— BEGIN Excerpted records —
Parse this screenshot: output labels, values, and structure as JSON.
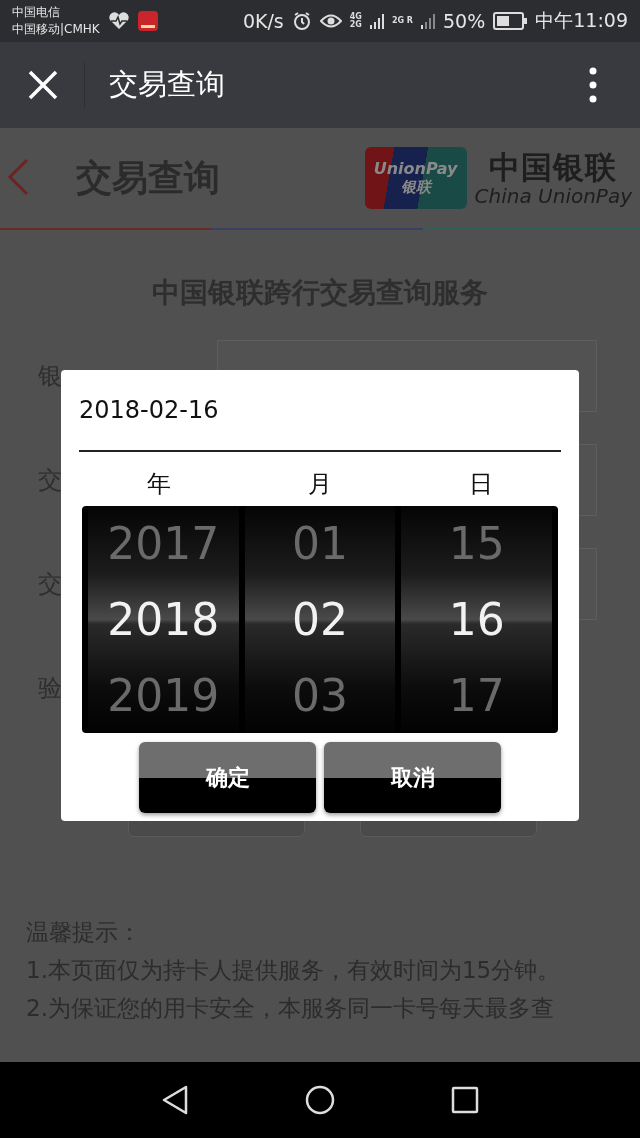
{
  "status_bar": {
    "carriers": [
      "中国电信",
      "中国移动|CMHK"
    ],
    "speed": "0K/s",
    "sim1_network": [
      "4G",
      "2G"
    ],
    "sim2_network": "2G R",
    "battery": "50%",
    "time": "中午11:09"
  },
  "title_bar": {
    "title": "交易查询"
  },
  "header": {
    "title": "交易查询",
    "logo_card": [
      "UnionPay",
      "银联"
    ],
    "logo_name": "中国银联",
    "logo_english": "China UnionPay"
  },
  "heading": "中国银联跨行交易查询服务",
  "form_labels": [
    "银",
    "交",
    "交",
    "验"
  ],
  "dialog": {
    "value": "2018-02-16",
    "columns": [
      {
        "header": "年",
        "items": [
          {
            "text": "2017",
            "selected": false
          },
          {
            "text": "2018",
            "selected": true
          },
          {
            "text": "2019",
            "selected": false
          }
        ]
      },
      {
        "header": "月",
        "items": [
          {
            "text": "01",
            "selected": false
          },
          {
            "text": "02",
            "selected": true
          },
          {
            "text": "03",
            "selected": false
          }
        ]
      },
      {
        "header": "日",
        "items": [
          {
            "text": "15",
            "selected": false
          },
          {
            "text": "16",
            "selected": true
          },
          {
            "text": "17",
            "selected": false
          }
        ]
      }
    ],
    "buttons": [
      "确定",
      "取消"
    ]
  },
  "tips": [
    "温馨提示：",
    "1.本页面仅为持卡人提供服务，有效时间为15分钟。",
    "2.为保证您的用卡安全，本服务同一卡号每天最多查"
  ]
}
— END Excerpted records —
▸ Exercise prompt: Copy every line above that holds the word "text".

▸ Final result:
            "text": "2017",
            "text": "2018",
            "text": "2019",
            "text": "01",
            "text": "02",
            "text": "03",
            "text": "15",
            "text": "16",
            "text": "17",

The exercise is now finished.